(Data shown):
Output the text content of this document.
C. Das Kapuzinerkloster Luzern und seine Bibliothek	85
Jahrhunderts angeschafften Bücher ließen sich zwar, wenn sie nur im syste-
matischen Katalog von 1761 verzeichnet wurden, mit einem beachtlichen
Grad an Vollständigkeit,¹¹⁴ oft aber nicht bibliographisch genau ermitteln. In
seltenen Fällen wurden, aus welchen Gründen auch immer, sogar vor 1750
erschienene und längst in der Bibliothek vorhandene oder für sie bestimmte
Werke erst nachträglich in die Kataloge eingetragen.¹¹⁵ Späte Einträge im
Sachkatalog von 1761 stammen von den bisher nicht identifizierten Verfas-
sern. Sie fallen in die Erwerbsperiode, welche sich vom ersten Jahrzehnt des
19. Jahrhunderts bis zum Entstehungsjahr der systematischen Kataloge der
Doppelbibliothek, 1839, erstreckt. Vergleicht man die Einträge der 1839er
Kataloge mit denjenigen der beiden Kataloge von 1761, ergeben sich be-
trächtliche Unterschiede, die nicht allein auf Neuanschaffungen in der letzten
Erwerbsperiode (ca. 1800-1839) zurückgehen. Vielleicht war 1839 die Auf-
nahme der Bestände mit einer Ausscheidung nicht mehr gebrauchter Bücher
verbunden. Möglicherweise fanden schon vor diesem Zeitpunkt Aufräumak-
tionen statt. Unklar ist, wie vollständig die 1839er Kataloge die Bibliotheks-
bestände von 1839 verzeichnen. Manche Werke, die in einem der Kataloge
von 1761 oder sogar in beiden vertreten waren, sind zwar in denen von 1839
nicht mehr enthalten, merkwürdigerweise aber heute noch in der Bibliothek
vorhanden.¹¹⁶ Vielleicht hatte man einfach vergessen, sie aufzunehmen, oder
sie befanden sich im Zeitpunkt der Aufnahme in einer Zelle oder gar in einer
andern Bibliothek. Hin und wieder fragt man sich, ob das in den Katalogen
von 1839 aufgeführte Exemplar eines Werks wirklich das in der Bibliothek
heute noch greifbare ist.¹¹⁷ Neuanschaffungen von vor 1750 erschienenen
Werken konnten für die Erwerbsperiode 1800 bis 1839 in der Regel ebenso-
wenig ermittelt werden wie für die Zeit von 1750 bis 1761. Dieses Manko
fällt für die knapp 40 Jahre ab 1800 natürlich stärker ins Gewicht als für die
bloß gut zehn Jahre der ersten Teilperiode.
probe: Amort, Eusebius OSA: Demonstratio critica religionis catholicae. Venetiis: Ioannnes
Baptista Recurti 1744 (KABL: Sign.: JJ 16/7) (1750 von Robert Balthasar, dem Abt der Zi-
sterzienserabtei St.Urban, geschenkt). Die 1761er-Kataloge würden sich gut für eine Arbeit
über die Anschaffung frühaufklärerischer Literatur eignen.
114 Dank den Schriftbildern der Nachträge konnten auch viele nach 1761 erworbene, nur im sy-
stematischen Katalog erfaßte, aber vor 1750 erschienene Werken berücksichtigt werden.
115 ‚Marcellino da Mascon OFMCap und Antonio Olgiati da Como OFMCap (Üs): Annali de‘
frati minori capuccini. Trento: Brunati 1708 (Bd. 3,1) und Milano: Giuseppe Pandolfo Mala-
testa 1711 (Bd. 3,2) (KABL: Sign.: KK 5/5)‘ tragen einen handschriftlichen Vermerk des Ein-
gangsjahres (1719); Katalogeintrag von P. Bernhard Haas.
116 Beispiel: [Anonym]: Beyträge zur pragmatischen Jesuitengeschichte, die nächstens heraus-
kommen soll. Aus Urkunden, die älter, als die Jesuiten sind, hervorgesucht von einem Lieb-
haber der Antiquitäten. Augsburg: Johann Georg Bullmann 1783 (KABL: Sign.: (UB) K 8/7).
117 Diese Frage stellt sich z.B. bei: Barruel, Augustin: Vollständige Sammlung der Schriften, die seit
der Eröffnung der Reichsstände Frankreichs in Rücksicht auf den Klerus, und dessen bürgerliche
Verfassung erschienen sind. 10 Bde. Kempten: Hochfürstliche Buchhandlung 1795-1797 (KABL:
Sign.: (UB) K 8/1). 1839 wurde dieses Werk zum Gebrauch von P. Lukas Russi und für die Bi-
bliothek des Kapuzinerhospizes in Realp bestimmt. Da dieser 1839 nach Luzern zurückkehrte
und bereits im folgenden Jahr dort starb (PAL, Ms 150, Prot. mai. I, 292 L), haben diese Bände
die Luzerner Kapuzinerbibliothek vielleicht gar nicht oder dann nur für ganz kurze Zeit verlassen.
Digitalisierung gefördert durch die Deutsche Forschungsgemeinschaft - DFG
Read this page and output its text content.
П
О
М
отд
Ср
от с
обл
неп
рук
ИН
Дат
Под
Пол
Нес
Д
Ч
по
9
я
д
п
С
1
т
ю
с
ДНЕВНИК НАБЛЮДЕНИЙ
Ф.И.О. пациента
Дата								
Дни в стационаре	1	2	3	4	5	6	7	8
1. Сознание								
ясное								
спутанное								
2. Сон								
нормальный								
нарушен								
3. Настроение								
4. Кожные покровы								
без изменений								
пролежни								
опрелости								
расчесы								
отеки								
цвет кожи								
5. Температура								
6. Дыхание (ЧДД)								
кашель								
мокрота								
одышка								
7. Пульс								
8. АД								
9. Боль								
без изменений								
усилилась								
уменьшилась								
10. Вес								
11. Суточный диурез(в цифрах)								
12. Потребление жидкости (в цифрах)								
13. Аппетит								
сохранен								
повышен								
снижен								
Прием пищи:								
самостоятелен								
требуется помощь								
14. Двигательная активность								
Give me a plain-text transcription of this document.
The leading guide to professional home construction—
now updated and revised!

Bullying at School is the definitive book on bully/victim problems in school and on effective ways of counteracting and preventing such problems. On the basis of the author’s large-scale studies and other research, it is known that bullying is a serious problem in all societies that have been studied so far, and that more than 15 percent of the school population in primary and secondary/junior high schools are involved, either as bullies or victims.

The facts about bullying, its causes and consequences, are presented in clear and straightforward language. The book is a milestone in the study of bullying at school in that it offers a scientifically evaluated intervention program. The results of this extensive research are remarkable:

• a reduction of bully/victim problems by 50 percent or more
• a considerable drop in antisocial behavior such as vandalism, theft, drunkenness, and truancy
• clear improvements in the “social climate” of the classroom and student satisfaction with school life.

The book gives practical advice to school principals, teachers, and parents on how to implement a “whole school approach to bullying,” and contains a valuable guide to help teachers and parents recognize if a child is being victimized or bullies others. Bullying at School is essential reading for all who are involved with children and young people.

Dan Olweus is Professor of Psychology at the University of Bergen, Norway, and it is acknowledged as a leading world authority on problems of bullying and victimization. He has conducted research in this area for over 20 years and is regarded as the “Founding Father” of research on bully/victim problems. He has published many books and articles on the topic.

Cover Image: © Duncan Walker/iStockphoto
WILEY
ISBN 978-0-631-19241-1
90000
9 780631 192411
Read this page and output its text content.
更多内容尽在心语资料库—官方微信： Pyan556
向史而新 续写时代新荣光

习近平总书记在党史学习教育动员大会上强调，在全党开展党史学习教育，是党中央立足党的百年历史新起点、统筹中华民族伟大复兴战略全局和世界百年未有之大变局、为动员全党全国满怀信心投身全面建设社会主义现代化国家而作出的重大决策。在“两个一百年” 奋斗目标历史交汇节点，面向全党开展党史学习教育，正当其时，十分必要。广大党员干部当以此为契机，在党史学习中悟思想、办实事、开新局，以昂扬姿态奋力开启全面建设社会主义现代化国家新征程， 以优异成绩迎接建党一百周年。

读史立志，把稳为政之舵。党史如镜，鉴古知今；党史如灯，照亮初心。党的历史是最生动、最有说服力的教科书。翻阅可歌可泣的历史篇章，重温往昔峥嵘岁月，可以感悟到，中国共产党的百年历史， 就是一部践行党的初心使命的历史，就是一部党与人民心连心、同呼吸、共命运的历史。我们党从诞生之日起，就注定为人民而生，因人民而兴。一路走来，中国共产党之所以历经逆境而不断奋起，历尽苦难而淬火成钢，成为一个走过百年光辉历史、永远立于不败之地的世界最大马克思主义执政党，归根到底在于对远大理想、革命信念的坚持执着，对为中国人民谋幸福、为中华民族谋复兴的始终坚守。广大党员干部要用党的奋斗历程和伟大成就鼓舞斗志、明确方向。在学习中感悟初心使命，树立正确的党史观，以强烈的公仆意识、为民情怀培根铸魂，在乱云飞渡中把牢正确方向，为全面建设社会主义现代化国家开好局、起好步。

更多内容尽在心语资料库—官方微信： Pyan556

(Stated goal): Search the entries for "ersten" and copy out each line that has it.

(In response):
sern. Sie fallen in die Erwerbsperiode, welche sich vom ersten Jahrzehnt des
bloß gut zehn Jahre der ersten Teilperiode.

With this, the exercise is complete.